Document excerpt:
★ ★ ★ ★ ★ ★ ★

UNITED NATIONS (CNN) -- U.N. Secretary-General Kofi Annan has urged world leaders to reconfigure the international body to reflect the world's population and better enable it to tackle environmental and human rights challenges.

In the speech he delivered to the general assembly, Annan urged countries to adopt his entire reform package at a summit of world leaders in September.

The report comes five years after the Millennium Declaration, in which the United Nations pledged to slash poverty rates around the world by 2015, and six months before a summit in New York to address achieving that goal.

Annan described his plan -- which gives equal weight to development, security and human rights -- as a comprehensive strategy.

"Specifically, I ask developing countries to improve their governments, uphold the rule of law, combat corruption and adopt an inclusive approach to development," Annan said.

The report, years in the making, comes days before Paul Volcker is expected to issue a report on Annan's handling of the corrupt oil-for-food program in Iraq. But Annan denied that there was any link.

Volcker, a former Federal Reserve chairman, began leading an independent probe of the program for the United Nations almost a year ago.

Annan's proposal establishes a specific charitable goal for prospering nations. By 2015, he wants developed countries to spend .7 percent of their gross domestic income on official development assistance.

And he linked prosperity and the environment. "Our efforts will be in vain if they are resolved by continued degradation of the environment and depletion of natural resources."

Annan said he wants the Kyoto Protocol extended beyond its 2012 expiration.

Security Council shifts

Annan's proposals include a recommendation to expand the 15-member Security Council to 24 to make it more representative of today's "geopolitical realities."

He recommends three, non-permanent seats with two-year terms and six new permanent seats -- two from Africa, three from Asia and one from Latin America. None would have veto rights.

"Five out of the six will come from regions and areas that are under-represented."

Those seats would be in addition to the permanent seats the United States, Britain, France, Russia and China hold.

Annan also proposed strengthening its human rights mechanisms by abolishing the Commission on Human Rights and replacing it with a smaller, standing Human Rights Council.

Among other changes Annan requested were:

  • Creating a "Democracy Fund" with contributions from member states to provide money and technical assistance to countries seeking to establish or strengthen their democracy.
  • Asking all member states to sign and implement a comprehensive convention on terrorism, "based on a clear and agreed definition" of the term.
  • Strengthening the rule of law, human rights and democracy and clarifying when the use of force is necessary.
  • Reforming the secretariat to make it more transparent, and buying out some employees and replacing them with staffers who have the skills necessary to implement his proposals.
  • Pursuing the establishment of a worldwide early warning system for natural disasters.
  • "What's needed now is not more declarations or promises, but action," Annan said. "I believe my report provides a clear program of action."

★ ★ ★ ★ ★ ★ ★

Data for the task:
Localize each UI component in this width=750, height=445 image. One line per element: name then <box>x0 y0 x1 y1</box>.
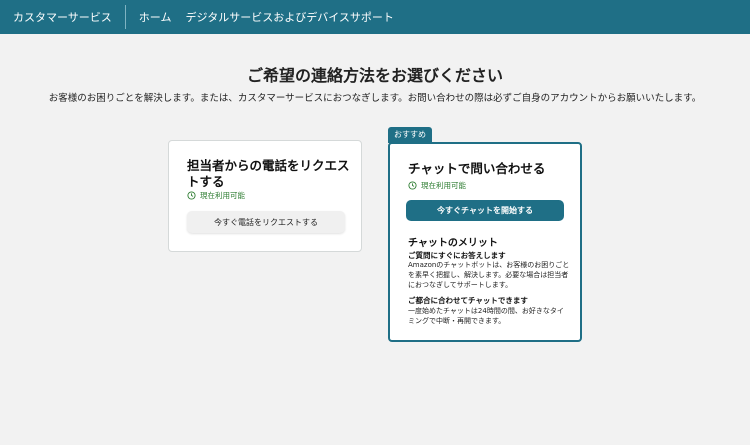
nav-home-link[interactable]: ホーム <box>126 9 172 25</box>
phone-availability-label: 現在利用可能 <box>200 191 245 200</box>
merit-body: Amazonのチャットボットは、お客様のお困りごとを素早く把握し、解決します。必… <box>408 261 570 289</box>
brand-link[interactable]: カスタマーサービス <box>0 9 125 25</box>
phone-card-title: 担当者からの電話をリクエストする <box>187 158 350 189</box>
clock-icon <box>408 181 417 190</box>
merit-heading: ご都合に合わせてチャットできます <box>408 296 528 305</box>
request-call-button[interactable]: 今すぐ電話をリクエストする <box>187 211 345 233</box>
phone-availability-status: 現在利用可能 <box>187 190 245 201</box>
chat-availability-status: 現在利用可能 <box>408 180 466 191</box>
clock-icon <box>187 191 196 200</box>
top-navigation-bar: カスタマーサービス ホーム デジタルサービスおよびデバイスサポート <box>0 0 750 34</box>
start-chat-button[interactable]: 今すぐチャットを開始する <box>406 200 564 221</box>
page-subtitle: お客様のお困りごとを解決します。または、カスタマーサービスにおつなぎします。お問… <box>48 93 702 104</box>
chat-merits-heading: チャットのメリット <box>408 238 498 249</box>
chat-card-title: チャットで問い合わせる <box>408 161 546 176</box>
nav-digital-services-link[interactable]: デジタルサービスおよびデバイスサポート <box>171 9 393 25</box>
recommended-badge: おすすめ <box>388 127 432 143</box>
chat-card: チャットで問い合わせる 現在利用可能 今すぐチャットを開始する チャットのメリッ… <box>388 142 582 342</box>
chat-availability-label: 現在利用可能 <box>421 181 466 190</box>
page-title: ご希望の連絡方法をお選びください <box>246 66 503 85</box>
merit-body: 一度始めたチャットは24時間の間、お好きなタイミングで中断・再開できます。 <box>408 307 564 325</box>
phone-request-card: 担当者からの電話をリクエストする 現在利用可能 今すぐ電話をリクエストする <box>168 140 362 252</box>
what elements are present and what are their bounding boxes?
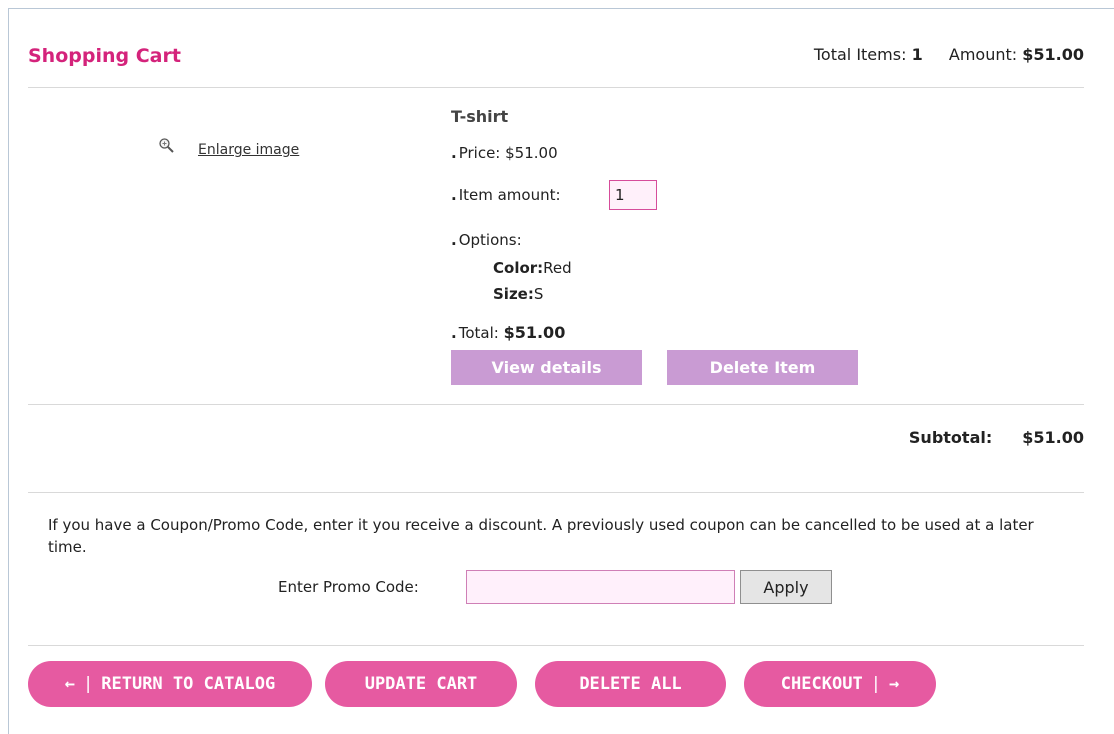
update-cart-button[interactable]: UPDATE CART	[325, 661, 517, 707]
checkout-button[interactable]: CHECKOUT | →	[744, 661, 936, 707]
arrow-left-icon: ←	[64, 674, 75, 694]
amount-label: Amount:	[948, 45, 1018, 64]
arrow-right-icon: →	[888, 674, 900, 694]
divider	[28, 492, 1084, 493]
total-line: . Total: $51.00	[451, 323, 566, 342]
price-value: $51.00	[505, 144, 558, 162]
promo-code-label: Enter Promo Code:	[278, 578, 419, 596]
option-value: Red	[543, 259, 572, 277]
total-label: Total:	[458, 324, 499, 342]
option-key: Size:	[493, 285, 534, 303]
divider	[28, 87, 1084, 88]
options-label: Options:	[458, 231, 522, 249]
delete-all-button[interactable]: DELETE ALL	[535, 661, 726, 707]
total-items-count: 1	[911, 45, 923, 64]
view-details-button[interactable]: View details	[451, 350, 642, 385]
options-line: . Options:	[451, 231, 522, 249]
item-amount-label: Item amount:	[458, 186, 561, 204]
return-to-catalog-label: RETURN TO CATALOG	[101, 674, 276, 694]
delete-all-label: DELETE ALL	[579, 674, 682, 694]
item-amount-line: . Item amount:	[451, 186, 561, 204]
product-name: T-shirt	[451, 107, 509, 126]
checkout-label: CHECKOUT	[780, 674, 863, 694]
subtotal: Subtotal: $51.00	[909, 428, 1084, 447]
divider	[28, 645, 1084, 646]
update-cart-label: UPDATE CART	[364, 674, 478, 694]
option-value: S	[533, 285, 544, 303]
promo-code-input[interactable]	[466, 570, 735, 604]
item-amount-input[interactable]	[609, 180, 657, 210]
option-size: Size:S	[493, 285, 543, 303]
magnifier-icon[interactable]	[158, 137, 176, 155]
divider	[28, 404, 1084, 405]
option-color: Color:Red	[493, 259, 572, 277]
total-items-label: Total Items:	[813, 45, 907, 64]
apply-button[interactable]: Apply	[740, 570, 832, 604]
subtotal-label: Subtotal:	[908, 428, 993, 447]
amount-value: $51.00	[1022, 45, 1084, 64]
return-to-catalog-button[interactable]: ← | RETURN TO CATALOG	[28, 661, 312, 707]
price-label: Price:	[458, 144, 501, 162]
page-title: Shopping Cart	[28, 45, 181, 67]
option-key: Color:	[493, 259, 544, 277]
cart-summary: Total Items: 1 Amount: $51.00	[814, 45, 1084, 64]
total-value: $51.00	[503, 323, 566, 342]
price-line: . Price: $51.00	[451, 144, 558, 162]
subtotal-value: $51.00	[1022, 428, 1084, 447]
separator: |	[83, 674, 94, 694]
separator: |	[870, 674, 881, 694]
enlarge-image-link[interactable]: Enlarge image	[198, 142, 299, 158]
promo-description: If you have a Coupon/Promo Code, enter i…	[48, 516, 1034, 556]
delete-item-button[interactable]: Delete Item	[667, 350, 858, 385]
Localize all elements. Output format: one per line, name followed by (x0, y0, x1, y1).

★ ★ ★ ★ ★ ★ ★

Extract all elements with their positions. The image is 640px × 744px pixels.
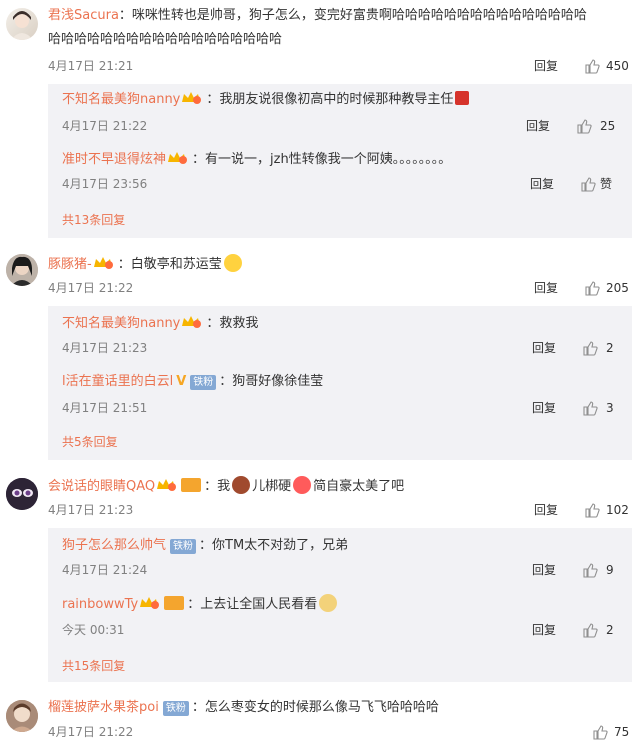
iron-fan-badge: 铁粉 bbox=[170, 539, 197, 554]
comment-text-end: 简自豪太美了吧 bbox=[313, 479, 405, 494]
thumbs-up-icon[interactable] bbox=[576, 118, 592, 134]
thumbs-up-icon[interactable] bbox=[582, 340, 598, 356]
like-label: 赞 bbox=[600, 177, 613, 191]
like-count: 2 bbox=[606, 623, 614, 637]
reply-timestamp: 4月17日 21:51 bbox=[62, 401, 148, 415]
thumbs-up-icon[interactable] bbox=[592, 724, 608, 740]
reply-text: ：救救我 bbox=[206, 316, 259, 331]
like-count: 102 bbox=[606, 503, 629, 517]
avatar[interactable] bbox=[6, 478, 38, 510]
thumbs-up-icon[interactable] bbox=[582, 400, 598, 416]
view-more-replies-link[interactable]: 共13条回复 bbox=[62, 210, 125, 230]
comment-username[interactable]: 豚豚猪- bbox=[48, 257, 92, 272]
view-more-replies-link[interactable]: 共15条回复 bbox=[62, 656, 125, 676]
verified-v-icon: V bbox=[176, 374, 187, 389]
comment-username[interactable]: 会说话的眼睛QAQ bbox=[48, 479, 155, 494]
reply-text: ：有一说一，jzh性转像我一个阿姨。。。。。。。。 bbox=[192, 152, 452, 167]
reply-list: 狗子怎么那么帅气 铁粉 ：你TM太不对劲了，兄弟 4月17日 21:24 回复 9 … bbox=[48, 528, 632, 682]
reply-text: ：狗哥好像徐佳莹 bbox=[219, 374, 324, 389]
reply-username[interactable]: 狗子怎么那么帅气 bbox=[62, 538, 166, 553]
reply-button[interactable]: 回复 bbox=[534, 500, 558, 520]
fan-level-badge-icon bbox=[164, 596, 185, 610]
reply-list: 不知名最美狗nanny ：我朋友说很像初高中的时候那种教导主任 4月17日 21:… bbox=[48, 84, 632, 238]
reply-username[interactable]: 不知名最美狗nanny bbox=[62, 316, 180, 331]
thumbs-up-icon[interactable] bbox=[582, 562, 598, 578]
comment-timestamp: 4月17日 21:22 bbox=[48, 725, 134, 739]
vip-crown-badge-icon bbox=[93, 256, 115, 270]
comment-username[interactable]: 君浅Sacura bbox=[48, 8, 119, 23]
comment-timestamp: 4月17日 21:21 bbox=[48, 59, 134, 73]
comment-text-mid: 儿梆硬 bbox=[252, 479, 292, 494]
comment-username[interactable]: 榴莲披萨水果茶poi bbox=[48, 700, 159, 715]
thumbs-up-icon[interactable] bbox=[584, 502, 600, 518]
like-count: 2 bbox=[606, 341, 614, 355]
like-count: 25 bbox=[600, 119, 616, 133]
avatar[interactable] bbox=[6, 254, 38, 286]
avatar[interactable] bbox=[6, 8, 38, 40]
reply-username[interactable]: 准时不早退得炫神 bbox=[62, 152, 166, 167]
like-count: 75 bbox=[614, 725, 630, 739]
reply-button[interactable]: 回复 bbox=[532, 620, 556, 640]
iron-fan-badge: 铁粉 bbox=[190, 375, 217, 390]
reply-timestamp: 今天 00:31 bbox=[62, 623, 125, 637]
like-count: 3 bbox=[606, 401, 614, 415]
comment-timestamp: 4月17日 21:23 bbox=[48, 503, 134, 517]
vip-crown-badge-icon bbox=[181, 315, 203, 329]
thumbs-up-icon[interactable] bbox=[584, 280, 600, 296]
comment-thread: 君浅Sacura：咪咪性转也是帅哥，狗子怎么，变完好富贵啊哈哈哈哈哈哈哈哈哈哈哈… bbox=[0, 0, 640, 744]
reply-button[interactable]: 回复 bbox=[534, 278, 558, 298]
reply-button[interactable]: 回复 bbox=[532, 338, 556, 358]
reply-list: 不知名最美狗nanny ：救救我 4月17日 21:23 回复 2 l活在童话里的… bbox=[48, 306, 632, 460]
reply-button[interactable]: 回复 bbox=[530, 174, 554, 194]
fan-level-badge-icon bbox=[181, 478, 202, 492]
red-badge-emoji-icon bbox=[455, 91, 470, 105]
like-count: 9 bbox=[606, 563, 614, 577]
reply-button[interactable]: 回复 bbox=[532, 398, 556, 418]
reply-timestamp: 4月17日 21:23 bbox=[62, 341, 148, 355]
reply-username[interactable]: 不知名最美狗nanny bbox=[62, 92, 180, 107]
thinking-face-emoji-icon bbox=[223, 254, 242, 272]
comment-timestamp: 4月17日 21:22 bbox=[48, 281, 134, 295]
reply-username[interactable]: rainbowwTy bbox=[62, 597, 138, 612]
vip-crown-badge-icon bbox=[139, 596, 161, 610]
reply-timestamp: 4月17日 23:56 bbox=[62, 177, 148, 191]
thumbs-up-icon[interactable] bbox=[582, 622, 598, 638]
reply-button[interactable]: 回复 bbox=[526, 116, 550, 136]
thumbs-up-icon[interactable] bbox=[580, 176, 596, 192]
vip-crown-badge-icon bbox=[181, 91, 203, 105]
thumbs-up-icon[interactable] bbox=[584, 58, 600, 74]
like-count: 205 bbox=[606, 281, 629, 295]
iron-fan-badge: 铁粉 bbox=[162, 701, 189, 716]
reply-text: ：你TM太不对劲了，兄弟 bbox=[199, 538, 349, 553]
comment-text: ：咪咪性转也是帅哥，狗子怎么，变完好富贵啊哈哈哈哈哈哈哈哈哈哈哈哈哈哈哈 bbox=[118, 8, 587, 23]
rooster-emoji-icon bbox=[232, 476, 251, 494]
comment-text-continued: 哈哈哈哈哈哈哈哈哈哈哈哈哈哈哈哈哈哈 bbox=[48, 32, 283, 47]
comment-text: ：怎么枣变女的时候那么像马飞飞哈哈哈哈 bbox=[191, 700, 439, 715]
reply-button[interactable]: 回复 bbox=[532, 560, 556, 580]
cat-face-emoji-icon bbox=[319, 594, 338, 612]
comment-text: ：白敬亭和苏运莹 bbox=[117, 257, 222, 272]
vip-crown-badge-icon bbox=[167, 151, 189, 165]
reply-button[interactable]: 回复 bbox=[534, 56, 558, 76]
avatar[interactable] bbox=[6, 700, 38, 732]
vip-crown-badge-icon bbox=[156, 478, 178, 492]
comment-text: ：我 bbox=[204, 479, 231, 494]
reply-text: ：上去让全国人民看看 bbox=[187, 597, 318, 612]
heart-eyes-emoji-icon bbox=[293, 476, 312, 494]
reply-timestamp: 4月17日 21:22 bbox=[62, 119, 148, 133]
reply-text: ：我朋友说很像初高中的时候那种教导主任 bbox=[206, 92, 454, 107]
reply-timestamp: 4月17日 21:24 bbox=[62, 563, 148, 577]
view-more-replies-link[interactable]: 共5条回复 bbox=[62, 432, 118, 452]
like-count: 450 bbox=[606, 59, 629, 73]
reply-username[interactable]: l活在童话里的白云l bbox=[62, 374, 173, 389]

★ ★ ★ ★ ★ ★ ★

Work to complete:
• A. Return the passage of the article on Annan's United Nations reform proposals that runs from "And he linked" down to "have veto rights.", with both ends included.
• B. Retype the lines of the records from the one containing "iron-fan-badge: 铁粉 bbox=[170, 539, 197, 554]" down to the one containing "reply-text: ：救救我 bbox=[206, 316, 259, 331]", including both of those lines and nothing else.

Answers to the exercises:
• A.
And he linked prosperity and the environment. "Our efforts will be in vain if they are resolved by continued degradation of the environment and depletion of natural resources."

Annan said he wants the Kyoto Protocol extended beyond its 2012 expiration.

Security Council shifts

Annan's proposals include a recommendation to expand the 15-member Security Council to 24 to make it more representative of today's "geopolitical realities."

He recommends three, non-permanent seats with two-year terms and six new permanent seats -- two from Africa, three from Asia and one from Latin America. None would have veto rights.

• B.
iron-fan-badge: 铁粉 bbox=[170, 539, 197, 554]
comment-text-end: 简自豪太美了吧 bbox=[313, 479, 405, 494]
thumbs-up-icon[interactable] bbox=[576, 118, 592, 134]
thumbs-up-icon[interactable] bbox=[582, 340, 598, 356]
like-label: 赞 bbox=[600, 177, 613, 191]
like-count: 2 bbox=[606, 623, 614, 637]
reply-timestamp: 4月17日 21:51 bbox=[62, 401, 148, 415]
thumbs-up-icon[interactable] bbox=[592, 724, 608, 740]
reply-text: ：救救我 bbox=[206, 316, 259, 331]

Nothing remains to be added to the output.